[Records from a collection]
--- BEGIN ---

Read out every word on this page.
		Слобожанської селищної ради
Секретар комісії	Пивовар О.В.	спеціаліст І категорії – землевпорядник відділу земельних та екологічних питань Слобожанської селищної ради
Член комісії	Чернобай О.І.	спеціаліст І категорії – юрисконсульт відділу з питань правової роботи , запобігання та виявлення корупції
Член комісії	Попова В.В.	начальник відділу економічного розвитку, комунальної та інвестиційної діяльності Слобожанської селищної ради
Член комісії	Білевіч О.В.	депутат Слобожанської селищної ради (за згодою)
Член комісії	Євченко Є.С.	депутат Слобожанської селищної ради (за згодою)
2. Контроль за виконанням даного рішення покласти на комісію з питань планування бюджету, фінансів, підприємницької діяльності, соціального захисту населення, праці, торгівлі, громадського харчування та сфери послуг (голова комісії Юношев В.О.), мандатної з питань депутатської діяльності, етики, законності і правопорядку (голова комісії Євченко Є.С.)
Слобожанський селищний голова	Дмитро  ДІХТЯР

--- END ---
--- BEGIN ---

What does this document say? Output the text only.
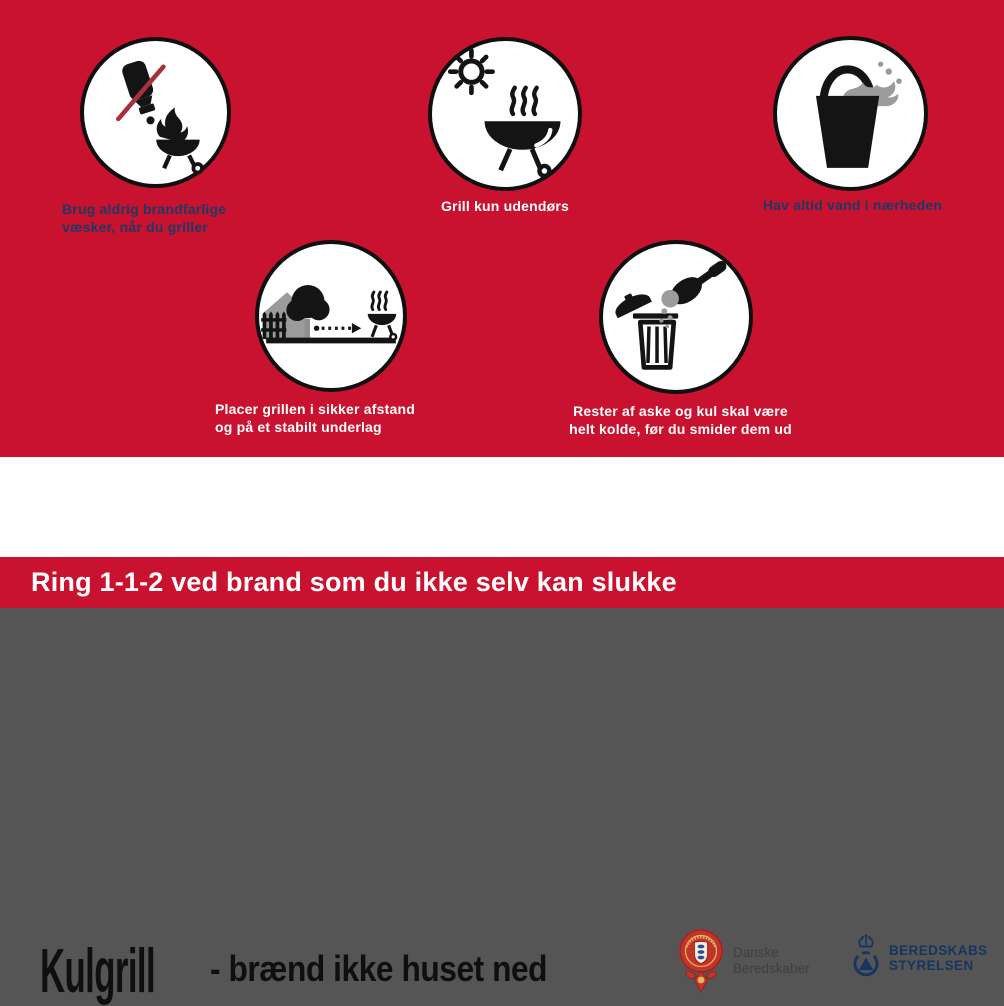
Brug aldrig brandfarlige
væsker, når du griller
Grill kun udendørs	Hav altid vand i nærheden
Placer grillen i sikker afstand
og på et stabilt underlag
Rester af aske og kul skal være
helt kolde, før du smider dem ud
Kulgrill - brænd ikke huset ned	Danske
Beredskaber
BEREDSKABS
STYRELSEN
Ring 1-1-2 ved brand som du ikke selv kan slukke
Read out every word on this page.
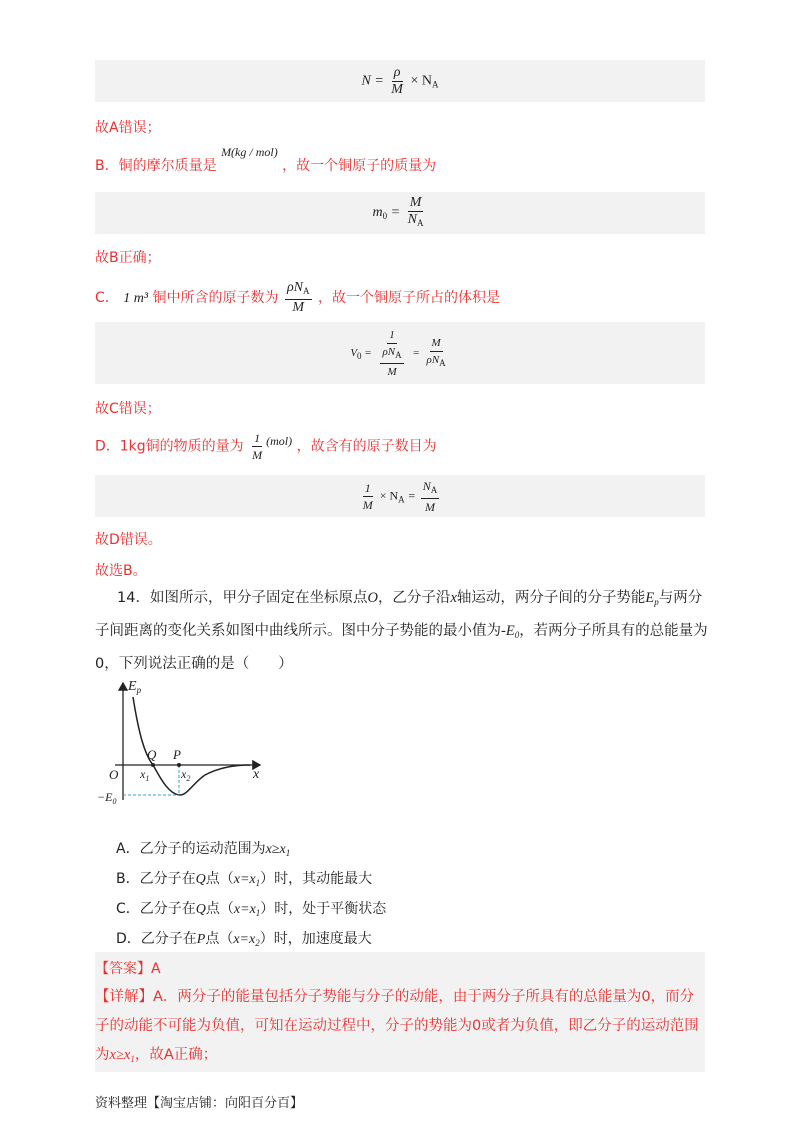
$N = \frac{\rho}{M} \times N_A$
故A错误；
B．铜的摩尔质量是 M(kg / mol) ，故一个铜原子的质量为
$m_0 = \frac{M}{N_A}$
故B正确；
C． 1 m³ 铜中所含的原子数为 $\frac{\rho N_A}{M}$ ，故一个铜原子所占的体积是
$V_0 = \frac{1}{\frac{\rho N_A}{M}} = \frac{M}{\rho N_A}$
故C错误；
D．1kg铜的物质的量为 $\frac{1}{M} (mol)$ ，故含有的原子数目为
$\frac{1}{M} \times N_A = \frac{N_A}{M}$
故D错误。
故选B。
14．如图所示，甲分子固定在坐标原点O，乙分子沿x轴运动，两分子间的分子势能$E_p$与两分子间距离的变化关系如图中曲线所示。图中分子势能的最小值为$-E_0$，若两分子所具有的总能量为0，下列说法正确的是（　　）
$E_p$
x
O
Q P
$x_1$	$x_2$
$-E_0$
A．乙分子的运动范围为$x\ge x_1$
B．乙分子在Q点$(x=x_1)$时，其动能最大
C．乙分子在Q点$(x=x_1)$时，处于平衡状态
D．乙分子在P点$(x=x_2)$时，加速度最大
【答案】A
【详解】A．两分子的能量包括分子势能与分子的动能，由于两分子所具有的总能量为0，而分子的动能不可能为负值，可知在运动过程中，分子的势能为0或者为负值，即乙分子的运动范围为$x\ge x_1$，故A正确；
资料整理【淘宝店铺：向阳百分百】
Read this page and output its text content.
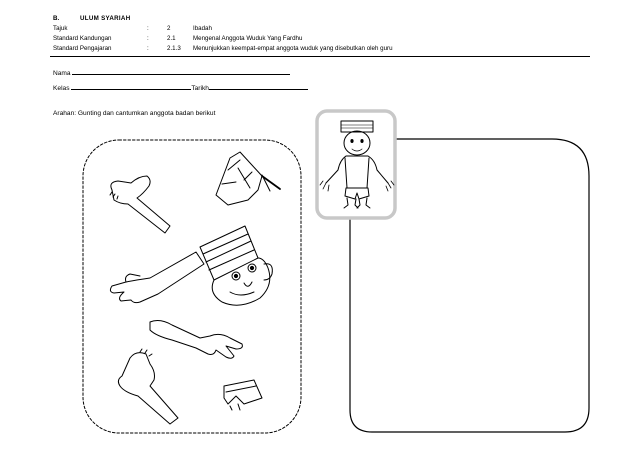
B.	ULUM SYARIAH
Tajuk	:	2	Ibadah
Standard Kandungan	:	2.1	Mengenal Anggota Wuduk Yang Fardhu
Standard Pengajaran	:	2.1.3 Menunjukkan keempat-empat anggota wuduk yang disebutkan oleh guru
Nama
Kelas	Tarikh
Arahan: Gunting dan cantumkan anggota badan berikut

--- END ---

- Problem
From the listing, copy every line where the string "ради" appears.

- Output of the exercise
		Слобожанської селищної ради
Секретар комісії	Пивовар О.В.	спеціаліст І категорії – землевпорядник відділу земельних та екологічних питань Слобожанської селищної ради
Член комісії	Попова В.В.	начальник відділу економічного розвитку, комунальної та інвестиційної діяльності Слобожанської селищної ради
Член комісії	Білевіч О.В.	депутат Слобожанської селищної ради (за згодою)
Член комісії	Євченко Є.С.	депутат Слобожанської селищної ради (за згодою)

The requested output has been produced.